WORK INSTRUCTIONS ->
(a) Translate this sentence from the tellmebaby page below into Spanish: "Long recordings decode as silence-bounded windows, so a ten-minute ramble comes out whole."
(b) Reproduce everything in the tellmebaby page below, from "WER on the Hugging" down to "who want them.".

ARTICLE ->
>> START

No paid tier planned. No telemetry to monetize. If maintenance ever shifts to paid, current installs keep working at the price they were installed at. The version you have now is the version you have forever.

for the nerds

SOTA models, on your CPU, no asterisks.

tellmebaby ships speech engines that pick themselves automatically based on the languages you speak. The defaults rank near the top of the public Hugging Face Open ASR leaderboard. All of them run in INT8 on a normal laptop CPU at multiples of real-time.

Model	WER ↓	Speed (RTF) ↑	Languages	Size
Parakeet TDT 0.6B v2	~6.05%	~30×	English	660 MB
Whisper Large v3 Turbo	~7.4%	~4×	99 (multilingual)	1.0 GB
Parakeet TDT 0.6B v3	~6.3%	~30×	25 EU (incl. English)	660 MB
Cohere Transcribe 2B	~5.4%	~12×	14 (EU + zh/ja/ko/vi/ar)	1.7 GB
OmniLingual ASR 300M	varies	~6×	1600+ (low-res. fallback)	700 MB

WER on the Hugging Face Open ASR Leaderboard (avg across English benchmarks, lower is better). RTF measured on 8-core x86 CPU, INT8 quantized weights, sherpa-onnx runtime. We default to Parakeet v2 + Whisper Turbo because that lineup held up better in real-world dictation (technical vocab, proper nouns, quick utterances); the others stay one click away in Settings → Speech & AI for users who want them.

Nothing is silently lost.

Long recordings decode as silence-bounded windows, so a ten-minute ramble comes out whole. If a decode comes back blank, I retry down a ladder — drop the hotwords, split on silence, switch to a different engine architecture. And if a stretch still couldn't be decoded, the transcript says so. I'd rather admit a gap than invent words.

// decode ladder

1 — decode in silence-bounded windows

2 — blank? retry without hotwords

3 — still blank? split on silence, recurse

4 — last resort: a different engine

! gap remains → the transcript says so

choreography

Five hotkeys. Zero menus.

>> END

INFORMATION SUPPLIED ->

>> START

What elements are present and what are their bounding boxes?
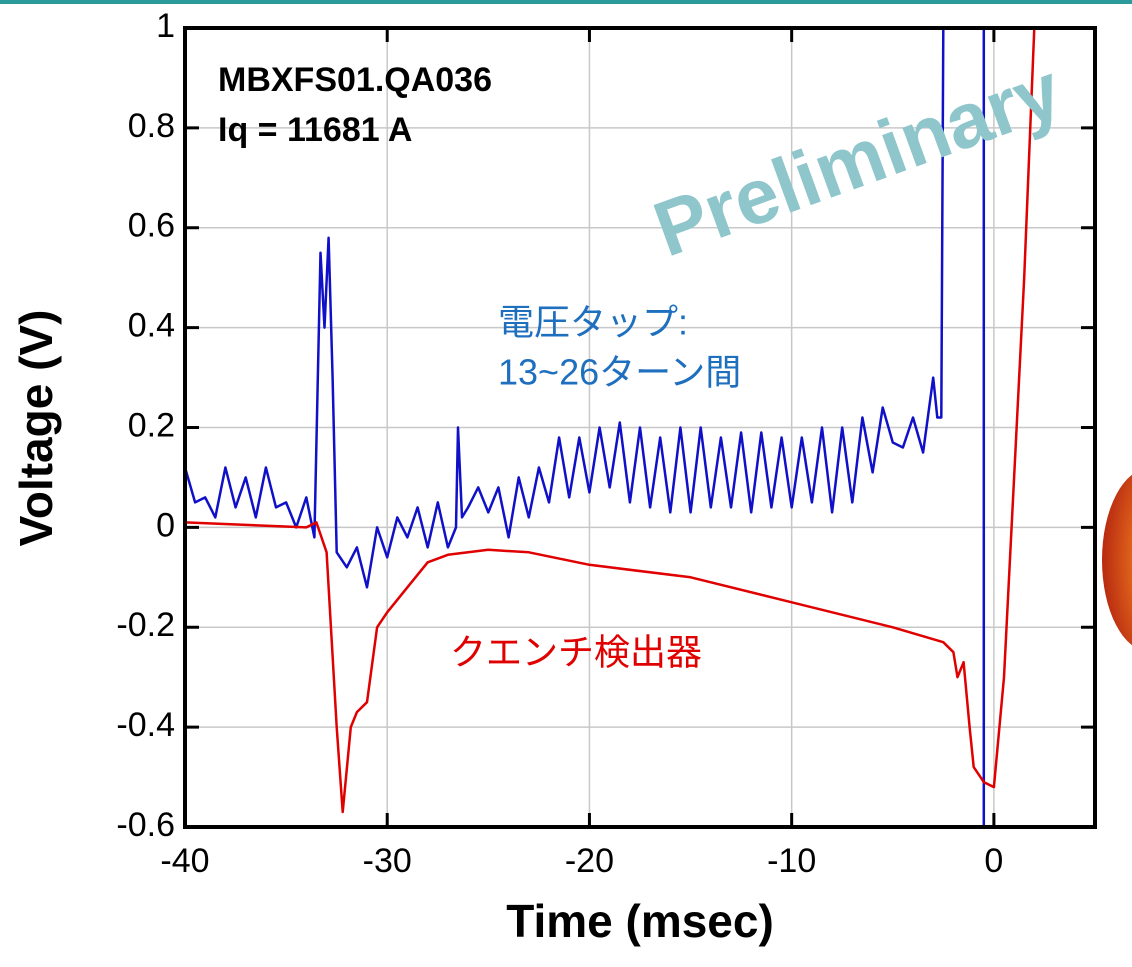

>> END

ANSWERS PROVIDED ->
(a) Las grabaciones largas se decodifican en ventanas delimitadas por silencios, así que una divagación de diez minutos sale completa.

(b)
WER on the Hugging Face Open ASR Leaderboard (avg across English benchmarks, lower is better). RTF measured on 8-core x86 CPU, INT8 quantized weights, sherpa-onnx runtime. We default to Parakeet v2 + Whisper Turbo because that lineup held up better in real-world dictation (technical vocab, proper nouns, quick utterances); the others stay one click away in Settings → Speech & AI for users who want them.